-- start of Given records --

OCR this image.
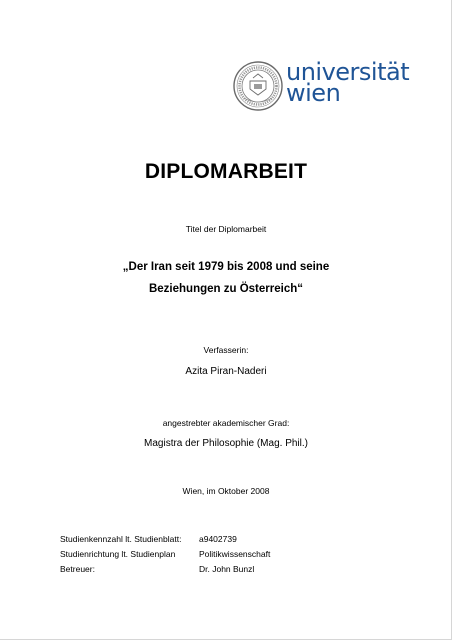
universität
wien
DIPLOMARBEIT
Titel der Diplomarbeit
„Der Iran seit 1979 bis 2008 und seine
Beziehungen zu Österreich“
Verfasserin:
Azita Piran-Naderi
angestrebter akademischer Grad:
Magistra der Philosophie (Mag. Phil.)
Wien, im Oktober 2008
Studienkennzahl lt. Studienblatt:	a9402739
Studienrichtung lt. Studienplan	Politikwissenschaft
Betreuer:	Dr. John Bunzl
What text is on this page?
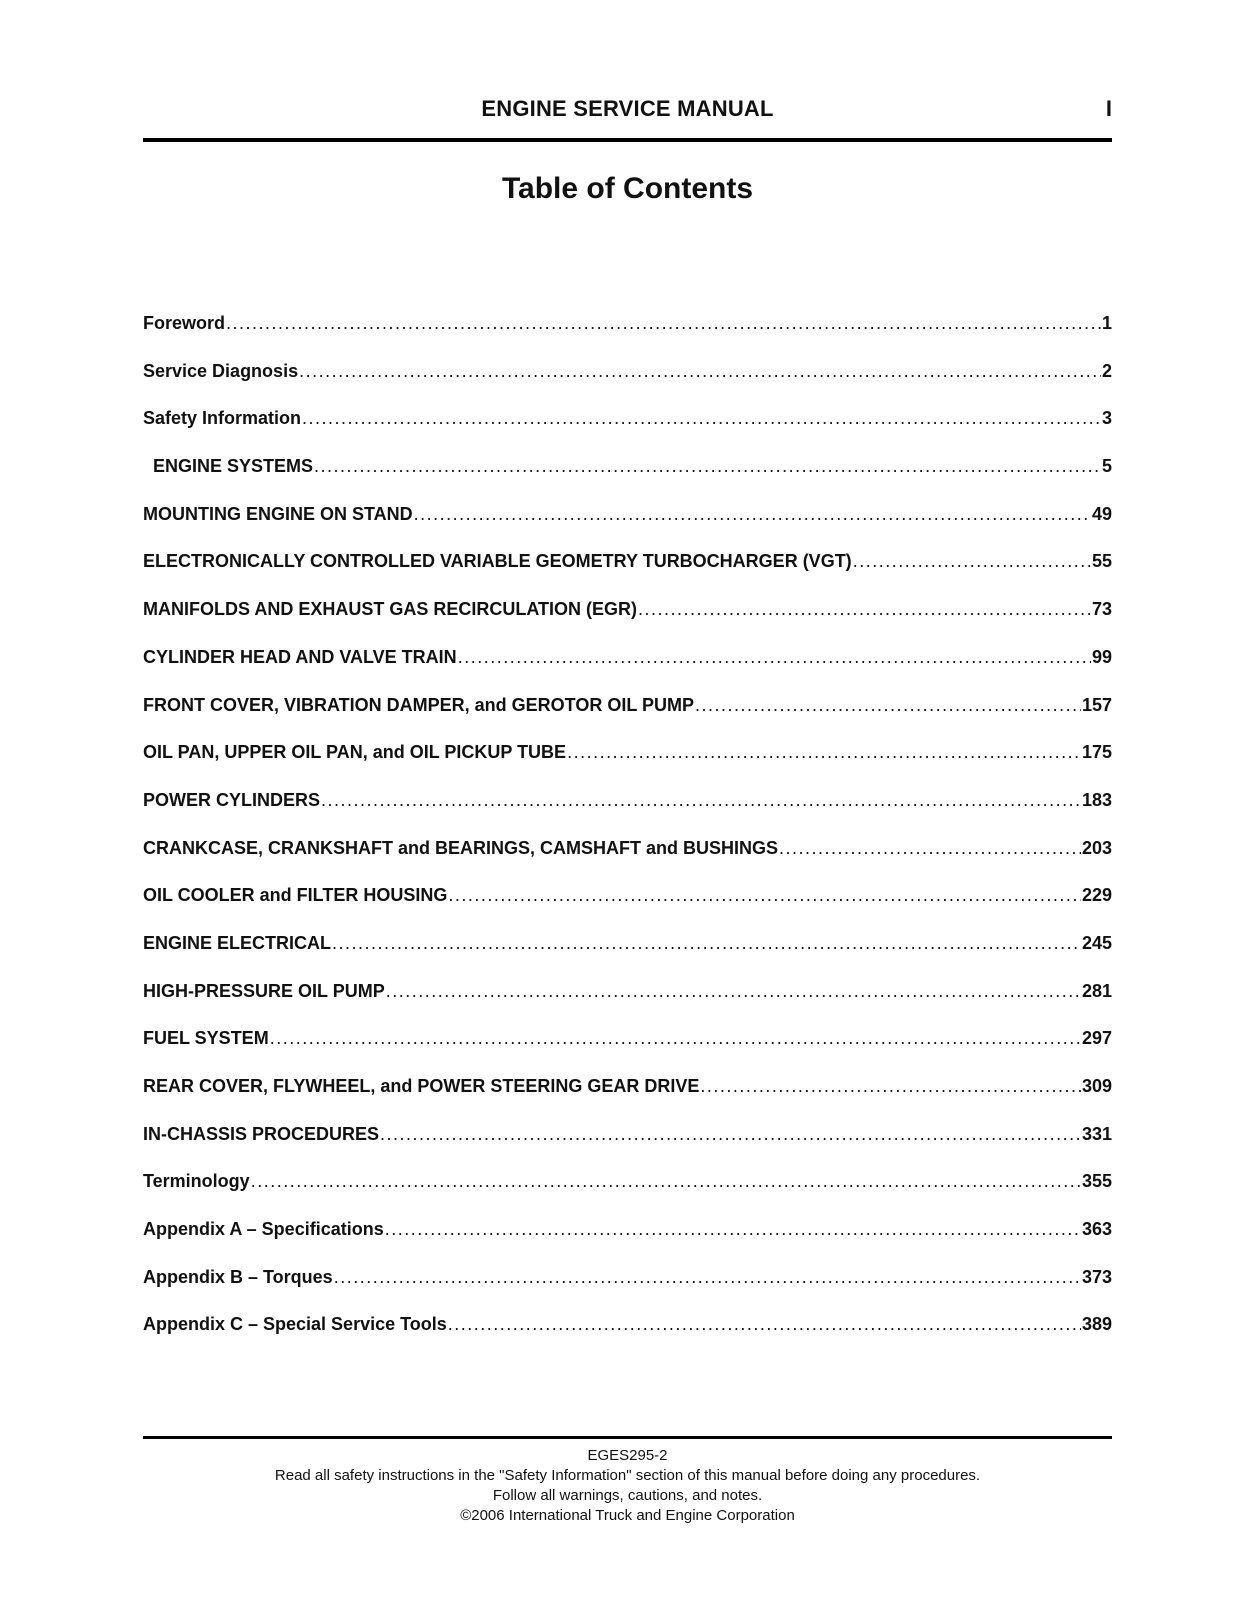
ENGINE SERVICE MANUAL	I
Table of Contents
Foreword .....	1
Service Diagnosis .....	2
Safety Information .....	3
ENGINE SYSTEMS .....	5
MOUNTING ENGINE ON STAND .....	49
ELECTRONICALLY CONTROLLED VARIABLE GEOMETRY TURBOCHARGER (VGT) .....	55
MANIFOLDS AND EXHAUST GAS RECIRCULATION (EGR) .....	73
CYLINDER HEAD AND VALVE TRAIN .....	99
FRONT COVER, VIBRATION DAMPER, and GEROTOR OIL PUMP .....	157
OIL PAN, UPPER OIL PAN, and OIL PICKUP TUBE .....	175
POWER CYLINDERS .....	183
CRANKCASE, CRANKSHAFT and BEARINGS, CAMSHAFT and BUSHINGS .....	203
OIL COOLER and FILTER HOUSING .....	229
ENGINE ELECTRICAL .....	245
HIGH-PRESSURE OIL PUMP .....	281
FUEL SYSTEM .....	297
REAR COVER, FLYWHEEL, and POWER STEERING GEAR DRIVE .....	309
IN-CHASSIS PROCEDURES .....	331
Terminology .....	355
Appendix A – Specifications .....	363
Appendix B – Torques .....	373
Appendix C – Special Service Tools .....	389
EGES295-2
Read all safety instructions in the "Safety Information" section of this manual before doing any procedures.
Follow all warnings, cautions, and notes.
©2006 International Truck and Engine Corporation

-- end of Given records --

> _Exercise_
Select from the material above each line in which the string "POWER" appears, and list those lines.

> _Solution to this task_
POWER CYLINDERS .....	183
REAR COVER, FLYWHEEL, and POWER STEERING GEAR DRIVE .....	309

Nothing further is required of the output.